* Source document *
============================================================

Studio album by Lawless Element
- Released: September 20, 2005
- Genre: Hip hop
- Length: 39:12
- Label: Babygrande Records
- Producer: Magnif J Dilla Young RJ Madlib

= Soundvision: In Stereo =

Soundvision: In Stereo is the debut album from Detroit hip hop duo Lawless Element, released September 20, 2005 on Babygrande Records. The album is produced by group member Magnif, with additional instrumentals and production supplied by J Dilla & Young RJ and Madlib. Guest appearances come from Dilla, Melanie Rutherford, Phat Kat, Big Tone and Diverse. The duo's earlier singles, "The Shining" and "High" are both featured here, as well as the single "Rules Pt. 2" and remixed versions of their past tracks "Represent" and "...Something".

============================================================

* Supplied material *
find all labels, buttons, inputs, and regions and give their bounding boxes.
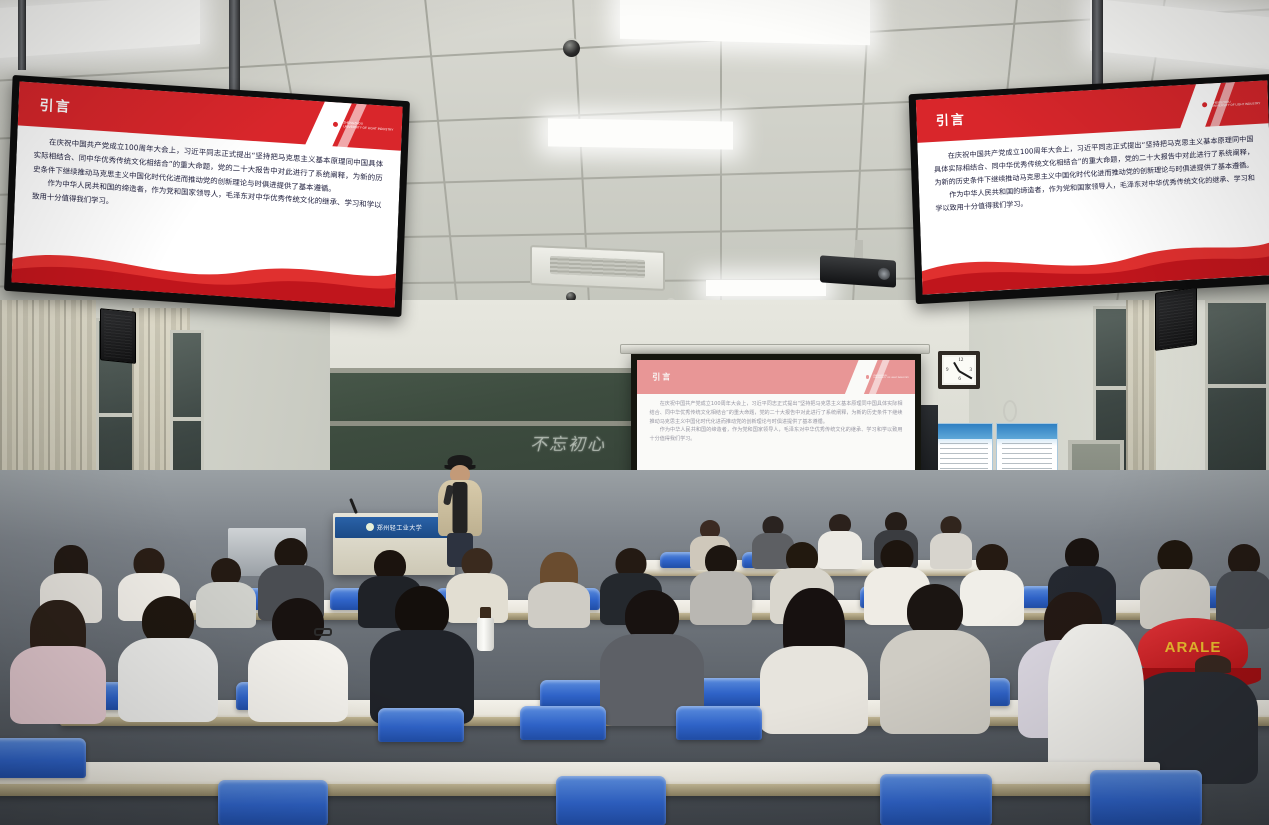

============================================================

* Exercise objective *
In two sentences, sum up the text about Soundvision: In Stereo.

* Task response *
Soundvision: In Stereo is the debut album from Detroit hip hop duo Lawless Element, released September 20, 2005 on Babygrande Records. Group member Magnif produced it, with additional production from J Dilla & Young RJ and Madlib, and it includes the earlier singles "The Shining" and "High," the single "Rules Pt. 2," and remixes of "Represent" and "...Something."